### TASKS
**A)** In the Databricks Delta Lake destination text, which field does the destination use by default as the basis for the resulting row?
**B)** Continue the Databricks Delta Lake destination text from its last sentence.

### SELECTED TEXT
When writing a record to a table, the Databricks Delta Lake destination includes all record fields in the resulting row, by default. The destination uses the root field, /, as the basis for the resulting row.

You can configure the Row Field property on the Data tab to specify a map or list-map field in the record as the basis for the row. The resulting record includes only the data from the specified map or list-map field and excludes all other record data. Use this functionality when the data that you want to write to Delta Lake tables exists in a single map or list-map field within the record.

When you want to use the root field, but do not want to include all fields in the resulting row, configure the destination to ignore all specified first-level fields.

The Databricks Delta Lake destination cannot convert map or list-map fields nested within the specified root field. The destination treats these fields as having an invalid data type. For example, say that you configure the destination to use the root field, /, as the basis for the resulting row. A record contains the following fields:
{
    "name": "Jane Smith",
    "id": "557",
    "address": {
        "street": "101 3rd St",
        "city": "Huntsville",
        "state": "NC",
        "zipcode": "27023"
     }
}

The destination treats the address map field as a field with an invalid data type, processing the field as an error record by default. You can configure the destination to ignore the field and process the remaining record data, as described in Missing Fields and Fields with Invalid Types.

### RAW DATA

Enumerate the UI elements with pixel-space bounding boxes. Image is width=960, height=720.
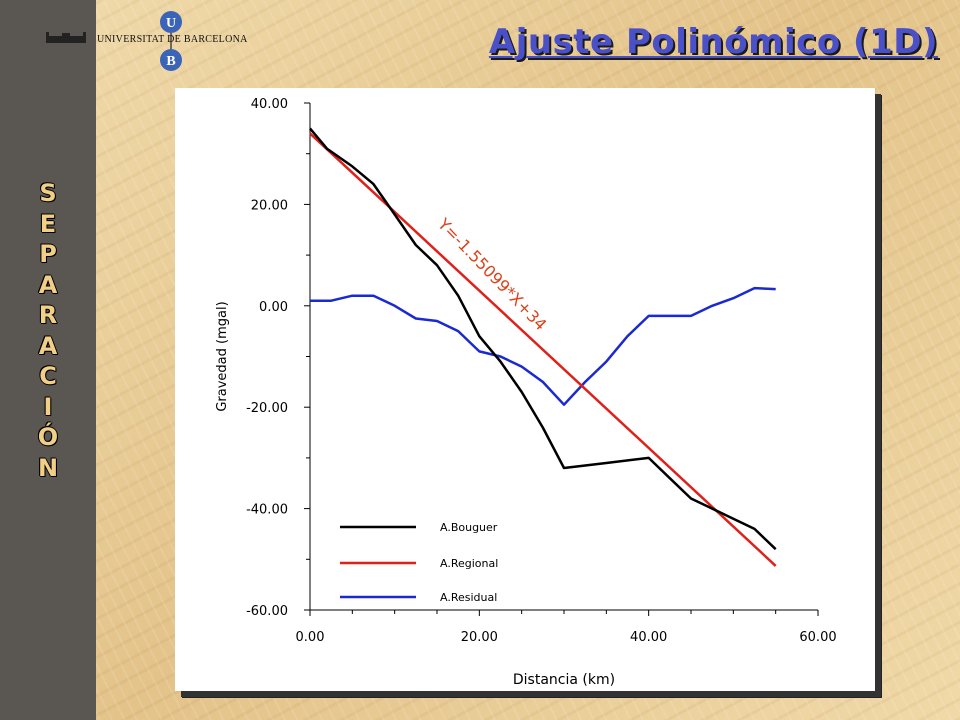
building-icon — [46, 32, 86, 43]
x-tick-label: 60.00 — [799, 630, 836, 645]
logo-letter-b: B — [166, 54, 175, 69]
sidebar-letter: E — [39, 209, 57, 238]
sidebar-letter: P — [39, 240, 57, 268]
sidebar-letter: I — [43, 392, 53, 421]
sidebar-letter: Ó — [37, 423, 59, 451]
legend-label: A.Residual — [440, 591, 497, 604]
chart-panel: 40.00 20.00 0.00 -20.00 -40.00 -60.00 0.00 20.0… — [175, 88, 875, 691]
sidebar-letter: S — [39, 179, 57, 207]
sidebar-letter: C — [39, 362, 57, 390]
series-line-a-regional — [309, 132, 777, 567]
logo-letter-u: U — [166, 16, 176, 31]
sidebar-letter: A — [38, 331, 58, 360]
series-line-a-residual — [310, 286, 776, 406]
y-tick-label: -60.00 — [246, 604, 288, 619]
sidebar-letter: N — [37, 453, 59, 482]
x-axis-label: Distancia (km) — [513, 672, 615, 688]
university-name: UNIVERSITAT DE BARCELONA — [97, 34, 248, 45]
y-tick-label: 40.00 — [251, 97, 288, 112]
series-line-a-bouguer — [309, 127, 777, 551]
x-tick-label: 40.00 — [630, 630, 667, 645]
y-tick-label: 20.00 — [251, 198, 288, 213]
y-axis-label: Gravedad (mgal) — [215, 301, 230, 411]
sidebar-letter: A — [38, 270, 58, 299]
y-tick-label: -20.00 — [246, 401, 288, 416]
legend-label: A.Bouguer — [440, 521, 498, 534]
x-tick-label: 20.00 — [461, 630, 498, 645]
logo-circle-u — [160, 11, 182, 33]
chart-svg: 40.00 20.00 0.00 -20.00 -40.00 -60.00 0.00 20.0… — [215, 97, 837, 688]
slide-title: Ajuste Polinómico (1D) — [488, 22, 938, 62]
y-tick-label: -40.00 — [246, 503, 288, 518]
sidebar-vertical-word: S E P A R A C I Ó N — [0, 178, 96, 483]
x-tick-label: 0.00 — [296, 630, 325, 645]
logo-graphic: U B — [46, 11, 182, 71]
y-tick-label: 0.00 — [259, 300, 288, 315]
logo-circle-b — [160, 49, 182, 71]
sidebar-letter: R — [38, 301, 58, 329]
legend-label: A.Regional — [440, 557, 498, 570]
regression-annotation: Y=-1.55099*X+34 — [433, 214, 550, 334]
university-logo: U B UNIVERSITAT DE BARCELONA — [40, 8, 250, 74]
sidebar: S E P A R A C I Ó N — [0, 0, 96, 720]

### THE RESPONSES
**A)** The root field, /.

**B)**
Tip: To write all fields in a record including nested map or list-map fields, use a Field Flattener processor in the pipeline to flatten the entire record to produce a record with no nested fields.

Missing Fields and Fields with Invalid Types

By default, the destination treats records with missing fields or with invalid data types in fields as error records.

You can configure the destination to ignore missing fields or fields with invalid data types, replacing the data in the field with an empty value.

The default for each data type is \N, which represents an empty value in Delta Lake. You can specify a different default value to use for each data type on the Data Advanced tab. For example, you might define the default value for a missing String field or a String field with an invalid data type as none or not_applicable.

To configure the destination to ignore missing fields and fields with invalid data types, select the Ignore Missing Fields and the Ignore Fields with Invalid Types properties on the Data Advanced tab.

Databricks Data Types

The Databricks Delta Lake destination converts Data Collector data types into Databricks data types before writing data to Delta Lake tables.

When you configure the destination to compensate for data drift, you can also configure the destination to create all new columns as String. However, by default, the destination converts record data to the appropriate data type.

The destination does not support nested Data Collector data types: List, List-Map, and Map. By default, the destination treats fields with invalid data types as an error record. You can configure the destination to ignore fields with invalid data types, as described in Missing Fields and Fields with Invalid Types.

Tip: To process fields in a record including nested list, list-map or map fields, use a Field Flattener processor to flatten the entire record to produce a record with no nested fields.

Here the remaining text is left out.